──────── MATERIAL FOR THIS TASK

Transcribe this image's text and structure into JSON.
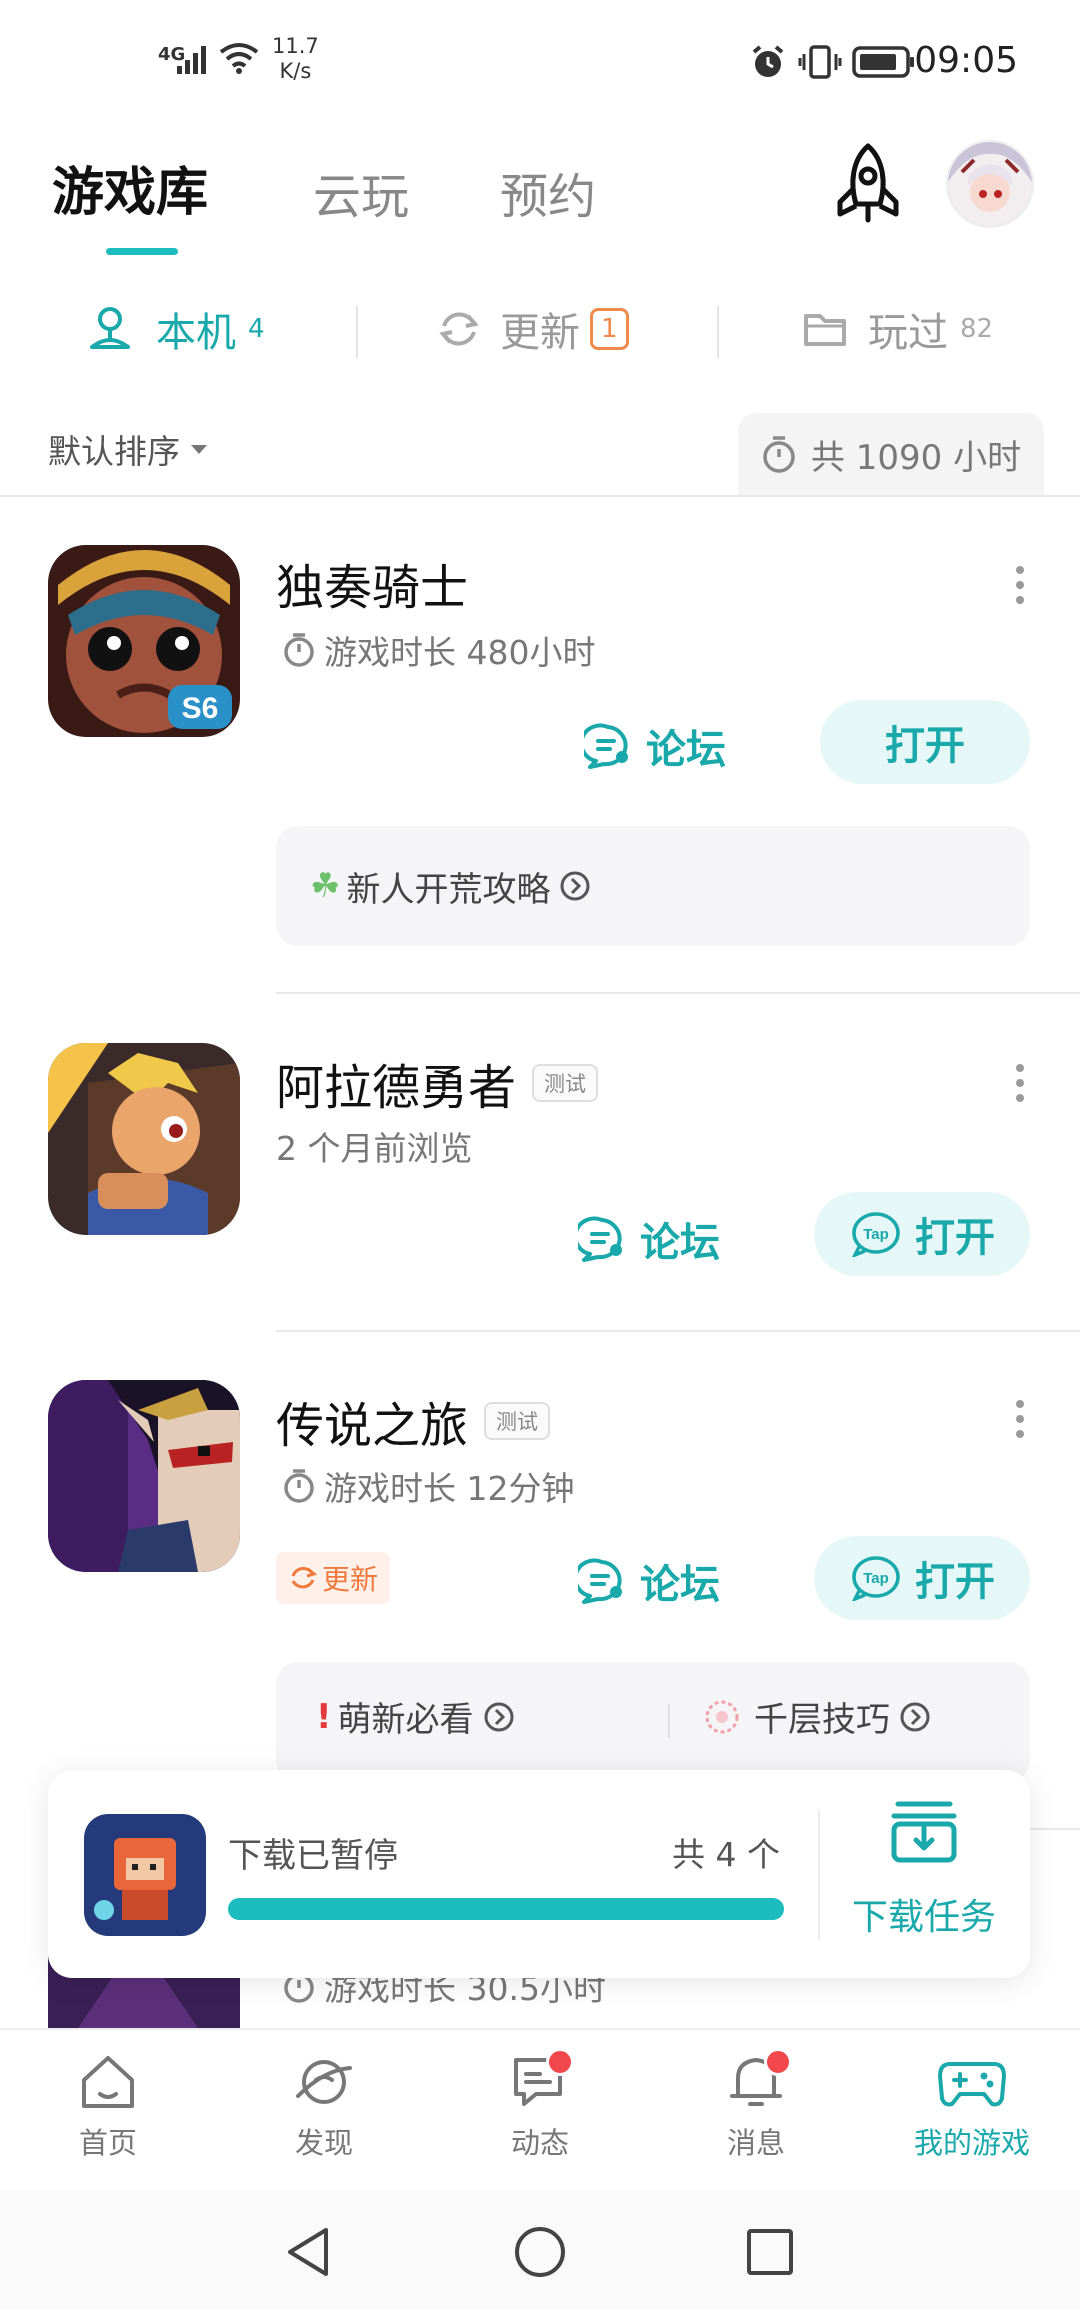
{
  "status_bar": {
    "network": "4G",
    "speed_value": "11.7",
    "speed_unit": "K/s",
    "time": "09:05"
  },
  "header": {
    "tabs": [
      {
        "label": "游戏库"
      },
      {
        "label": "云玩"
      },
      {
        "label": "预约"
      }
    ]
  },
  "subtabs": [
    {
      "label": "本机",
      "count": "4",
      "icon": "user-pin-icon"
    },
    {
      "label": "更新",
      "count": "1",
      "icon": "refresh-icon"
    },
    {
      "label": "玩过",
      "count": "82",
      "icon": "folder-icon"
    }
  ],
  "sort": {
    "label": "默认排序"
  },
  "total_playtime": "共 1090 小时",
  "games": [
    {
      "title": "独奏骑士",
      "subtitle": "游戏时长 480小时",
      "forum_label": "论坛",
      "open_label": "打开",
      "tip": "新人开荒攻略"
    },
    {
      "title": "阿拉德勇者",
      "tag": "测试",
      "subtitle": "2 个月前浏览",
      "forum_label": "论坛",
      "open_label": "打开",
      "open_badge": "Tap"
    },
    {
      "title": "传说之旅",
      "tag": "测试",
      "subtitle": "游戏时长 12分钟",
      "update_label": "更新",
      "forum_label": "论坛",
      "open_label": "打开",
      "open_badge": "Tap",
      "tips": [
        "萌新必看",
        "千层技巧"
      ]
    },
    {
      "subtitle": "游戏时长 30.5小时"
    }
  ],
  "download": {
    "status": "下载已暂停",
    "count": "共 4 个",
    "progress": 1.0,
    "task_label": "下载任务"
  },
  "bottom_nav": [
    {
      "label": "首页",
      "icon": "home-icon"
    },
    {
      "label": "发现",
      "icon": "planet-icon"
    },
    {
      "label": "动态",
      "icon": "chat-icon",
      "dot": true
    },
    {
      "label": "消息",
      "icon": "bell-icon",
      "dot": true
    },
    {
      "label": "我的游戏",
      "icon": "gamepad-icon",
      "active": true
    }
  ],
  "colors": {
    "accent": "#1dbdbf",
    "accent_text": "#1aa9ab",
    "badge_orange": "#f08a4b",
    "dot_red": "#f2484b"
  }
}
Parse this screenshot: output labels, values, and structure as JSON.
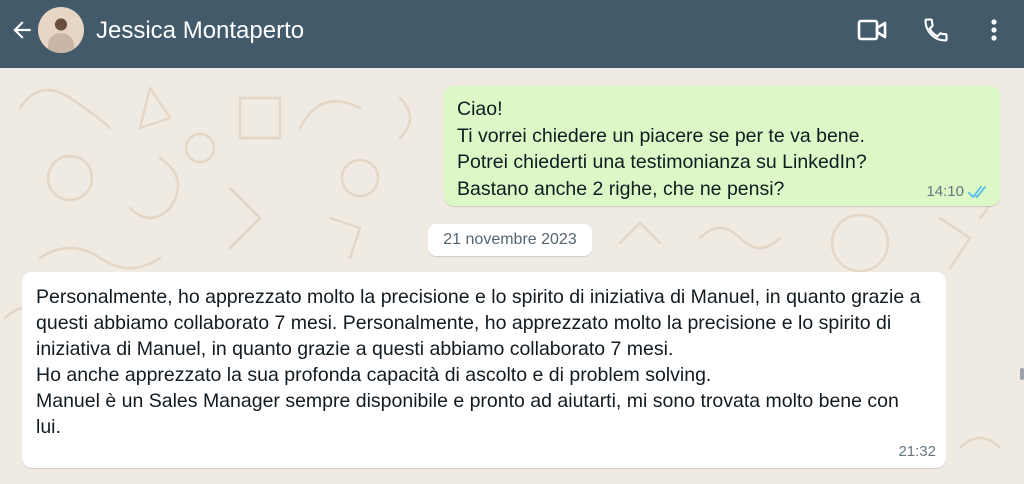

────────────────

▶ **WHAT YOU HAVE TO DO**:
Determine how many lines in the records contain "structure", and reply with the number only.

▶ **SOLUTION**:
2